[Records from a dataset]
******************************

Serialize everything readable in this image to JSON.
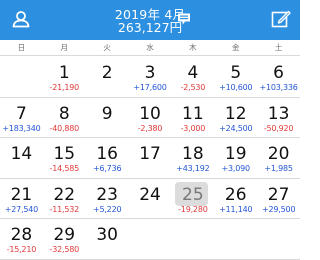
{
  "header": {
    "month": "2019年 4月",
    "total": "263,127円"
  },
  "weekdays": [
    "日",
    "月",
    "火",
    "水",
    "木",
    "金",
    "土"
  ],
  "weeks": [
    [
      {
        "day": "",
        "amount": ""
      },
      {
        "day": "1",
        "amount": "-21,190"
      },
      {
        "day": "2",
        "amount": ""
      },
      {
        "day": "3",
        "amount": "+17,600"
      },
      {
        "day": "4",
        "amount": "-2,530"
      },
      {
        "day": "5",
        "amount": "+10,600"
      },
      {
        "day": "6",
        "amount": "+103,336"
      }
    ],
    [
      {
        "day": "7",
        "amount": "+183,340"
      },
      {
        "day": "8",
        "amount": "-40,880"
      },
      {
        "day": "9",
        "amount": ""
      },
      {
        "day": "10",
        "amount": "-2,380"
      },
      {
        "day": "11",
        "amount": "-3,000"
      },
      {
        "day": "12",
        "amount": "+24,500"
      },
      {
        "day": "13",
        "amount": "-50,920"
      }
    ],
    [
      {
        "day": "14",
        "amount": ""
      },
      {
        "day": "15",
        "amount": "-14,585"
      },
      {
        "day": "16",
        "amount": "+6,736"
      },
      {
        "day": "17",
        "amount": ""
      },
      {
        "day": "18",
        "amount": "+43,192"
      },
      {
        "day": "19",
        "amount": "+3,090"
      },
      {
        "day": "20",
        "amount": "+1,985"
      }
    ],
    [
      {
        "day": "21",
        "amount": "+27,540"
      },
      {
        "day": "22",
        "amount": "-11,532"
      },
      {
        "day": "23",
        "amount": "+5,220"
      },
      {
        "day": "24",
        "amount": ""
      },
      {
        "day": "25",
        "amount": "-19,280",
        "today": true
      },
      {
        "day": "26",
        "amount": "+11,140"
      },
      {
        "day": "27",
        "amount": "+29,500"
      }
    ],
    [
      {
        "day": "28",
        "amount": "-15,210"
      },
      {
        "day": "29",
        "amount": "-32,580"
      },
      {
        "day": "30",
        "amount": ""
      },
      {
        "day": "",
        "amount": ""
      },
      {
        "day": "",
        "amount": ""
      },
      {
        "day": "",
        "amount": ""
      },
      {
        "day": "",
        "amount": ""
      }
    ]
  ],
  "colors": {
    "header_bg": "#2d8fe0",
    "positive": "#2457d6",
    "negative": "#e03a3a",
    "today_highlight": "#dcdcdc"
  },
  "icons": {
    "left": "person-icon",
    "title": "chat-bubble-icon",
    "right": "edit-icon"
  }
}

******************************

- **EXERCISE AIM**:
Your task is to return the entries above exactly, with no pictures.

- **RESPONSE FOR THIS EXERCISE**:
Serialize everything readable in this image to JSON.
{
  "header": {
    "month": "2019年 4月",
    "total": "263,127円"
  },
  "weekdays": [
    "日",
    "月",
    "火",
    "水",
    "木",
    "金",
    "土"
  ],
  "weeks": [
    [
      {
        "day": "",
        "amount": ""
      },
      {
        "day": "1",
        "amount": "-21,190"
      },
      {
        "day": "2",
        "amount": ""
      },
      {
        "day": "3",
        "amount": "+17,600"
      },
      {
        "day": "4",
        "amount": "-2,530"
      },
      {
        "day": "5",
        "amount": "+10,600"
      },
      {
        "day": "6",
        "amount": "+103,336"
      }
    ],
    [
      {
        "day": "7",
        "amount": "+183,340"
      },
      {
        "day": "8",
        "amount": "-40,880"
      },
      {
        "day": "9",
        "amount": ""
      },
      {
        "day": "10",
        "amount": "-2,380"
      },
      {
        "day": "11",
        "amount": "-3,000"
      },
      {
        "day": "12",
        "amount": "+24,500"
      },
      {
        "day": "13",
        "amount": "-50,920"
      }
    ],
    [
      {
        "day": "14",
        "amount": ""
      },
      {
        "day": "15",
        "amount": "-14,585"
      },
      {
        "day": "16",
        "amount": "+6,736"
      },
      {
        "day": "17",
        "amount": ""
      },
      {
        "day": "18",
        "amount": "+43,192"
      },
      {
        "day": "19",
        "amount": "+3,090"
      },
      {
        "day": "20",
        "amount": "+1,985"
      }
    ],
    [
      {
        "day": "21",
        "amount": "+27,540"
      },
      {
        "day": "22",
        "amount": "-11,532"
      },
      {
        "day": "23",
        "amount": "+5,220"
      },
      {
        "day": "24",
        "amount": ""
      },
      {
        "day": "25",
        "amount": "-19,280",
        "today": true
      },
      {
        "day": "26",
        "amount": "+11,140"
      },
      {
        "day": "27",
        "amount": "+29,500"
      }
    ],
    [
      {
        "day": "28",
        "amount": "-15,210"
      },
      {
        "day": "29",
        "amount": "-32,580"
      },
      {
        "day": "30",
        "amount": ""
      },
      {
        "day": "",
        "amount": ""
      },
      {
        "day": "",
        "amount": ""
      },
      {
        "day": "",
        "amount": ""
      },
      {
        "day": "",
        "amount": ""
      }
    ]
  ],
  "colors": {
    "header_bg": "#2d8fe0",
    "positive": "#2457d6",
    "negative": "#e03a3a",
    "today_highlight": "#dcdcdc"
  },
  "icons": {
    "left": "person-icon",
    "title": "chat-bubble-icon",
    "right": "edit-icon"
  }
}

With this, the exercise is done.